__Short problem__
Return every line of the material exactly.

>>

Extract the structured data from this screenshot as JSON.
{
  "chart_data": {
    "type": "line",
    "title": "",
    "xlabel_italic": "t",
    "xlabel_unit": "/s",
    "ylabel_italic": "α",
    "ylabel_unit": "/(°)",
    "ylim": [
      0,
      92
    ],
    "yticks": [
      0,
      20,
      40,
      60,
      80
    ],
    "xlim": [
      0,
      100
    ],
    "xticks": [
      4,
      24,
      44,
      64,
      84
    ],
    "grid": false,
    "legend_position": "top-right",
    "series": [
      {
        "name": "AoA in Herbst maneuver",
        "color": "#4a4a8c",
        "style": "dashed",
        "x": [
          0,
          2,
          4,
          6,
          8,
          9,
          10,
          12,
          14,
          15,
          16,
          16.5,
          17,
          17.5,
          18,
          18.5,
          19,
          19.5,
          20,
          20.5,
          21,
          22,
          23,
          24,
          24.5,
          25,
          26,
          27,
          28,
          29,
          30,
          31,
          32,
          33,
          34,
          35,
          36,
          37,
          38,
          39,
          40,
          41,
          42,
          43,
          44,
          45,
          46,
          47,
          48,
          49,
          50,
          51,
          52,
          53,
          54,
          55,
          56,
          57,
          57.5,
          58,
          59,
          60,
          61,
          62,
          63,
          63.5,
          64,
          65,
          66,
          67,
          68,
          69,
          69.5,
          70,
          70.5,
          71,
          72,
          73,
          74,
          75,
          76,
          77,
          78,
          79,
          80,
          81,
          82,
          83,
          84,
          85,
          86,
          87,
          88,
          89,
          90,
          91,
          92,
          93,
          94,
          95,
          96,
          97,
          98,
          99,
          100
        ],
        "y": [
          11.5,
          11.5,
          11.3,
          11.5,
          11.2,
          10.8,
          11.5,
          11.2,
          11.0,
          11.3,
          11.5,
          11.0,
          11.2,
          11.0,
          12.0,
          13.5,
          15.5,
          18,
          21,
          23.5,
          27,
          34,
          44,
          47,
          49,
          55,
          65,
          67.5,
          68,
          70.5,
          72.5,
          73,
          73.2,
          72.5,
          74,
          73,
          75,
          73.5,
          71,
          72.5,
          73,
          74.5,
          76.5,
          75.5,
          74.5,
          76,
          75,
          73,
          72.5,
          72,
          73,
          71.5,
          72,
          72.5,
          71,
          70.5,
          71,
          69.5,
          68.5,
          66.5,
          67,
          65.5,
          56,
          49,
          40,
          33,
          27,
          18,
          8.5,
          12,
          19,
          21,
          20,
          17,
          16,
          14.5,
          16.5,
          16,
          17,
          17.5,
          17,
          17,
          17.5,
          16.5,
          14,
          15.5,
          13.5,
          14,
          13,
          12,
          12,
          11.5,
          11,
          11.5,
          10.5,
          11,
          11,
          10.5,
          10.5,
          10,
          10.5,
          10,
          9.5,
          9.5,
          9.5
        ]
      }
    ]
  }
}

<<

__Answer in full__
Extract the structured data from this screenshot as JSON.
{
  "chart_data": {
    "type": "line",
    "title": "",
    "xlabel_italic": "t",
    "xlabel_unit": "/s",
    "ylabel_italic": "α",
    "ylabel_unit": "/(°)",
    "ylim": [
      0,
      92
    ],
    "yticks": [
      0,
      20,
      40,
      60,
      80
    ],
    "xlim": [
      0,
      100
    ],
    "xticks": [
      4,
      24,
      44,
      64,
      84
    ],
    "grid": false,
    "legend_position": "top-right",
    "series": [
      {
        "name": "AoA in Herbst maneuver",
        "color": "#4a4a8c",
        "style": "dashed",
        "x": [
          0,
          2,
          4,
          6,
          8,
          9,
          10,
          12,
          14,
          15,
          16,
          16.5,
          17,
          17.5,
          18,
          18.5,
          19,
          19.5,
          20,
          20.5,
          21,
          22,
          23,
          24,
          24.5,
          25,
          26,
          27,
          28,
          29,
          30,
          31,
          32,
          33,
          34,
          35,
          36,
          37,
          38,
          39,
          40,
          41,
          42,
          43,
          44,
          45,
          46,
          47,
          48,
          49,
          50,
          51,
          52,
          53,
          54,
          55,
          56,
          57,
          57.5,
          58,
          59,
          60,
          61,
          62,
          63,
          63.5,
          64,
          65,
          66,
          67,
          68,
          69,
          69.5,
          70,
          70.5,
          71,
          72,
          73,
          74,
          75,
          76,
          77,
          78,
          79,
          80,
          81,
          82,
          83,
          84,
          85,
          86,
          87,
          88,
          89,
          90,
          91,
          92,
          93,
          94,
          95,
          96,
          97,
          98,
          99,
          100
        ],
        "y": [
          11.5,
          11.5,
          11.3,
          11.5,
          11.2,
          10.8,
          11.5,
          11.2,
          11.0,
          11.3,
          11.5,
          11.0,
          11.2,
          11.0,
          12.0,
          13.5,
          15.5,
          18,
          21,
          23.5,
          27,
          34,
          44,
          47,
          49,
          55,
          65,
          67.5,
          68,
          70.5,
          72.5,
          73,
          73.2,
          72.5,
          74,
          73,
          75,
          73.5,
          71,
          72.5,
          73,
          74.5,
          76.5,
          75.5,
          74.5,
          76,
          75,
          73,
          72.5,
          72,
          73,
          71.5,
          72,
          72.5,
          71,
          70.5,
          71,
          69.5,
          68.5,
          66.5,
          67,
          65.5,
          56,
          49,
          40,
          33,
          27,
          18,
          8.5,
          12,
          19,
          21,
          20,
          17,
          16,
          14.5,
          16.5,
          16,
          17,
          17.5,
          17,
          17,
          17.5,
          16.5,
          14,
          15.5,
          13.5,
          14,
          13,
          12,
          12,
          11.5,
          11,
          11.5,
          10.5,
          11,
          11,
          10.5,
          10.5,
          10,
          10.5,
          10,
          9.5,
          9.5,
          9.5
        ]
      }
    ]
  }
}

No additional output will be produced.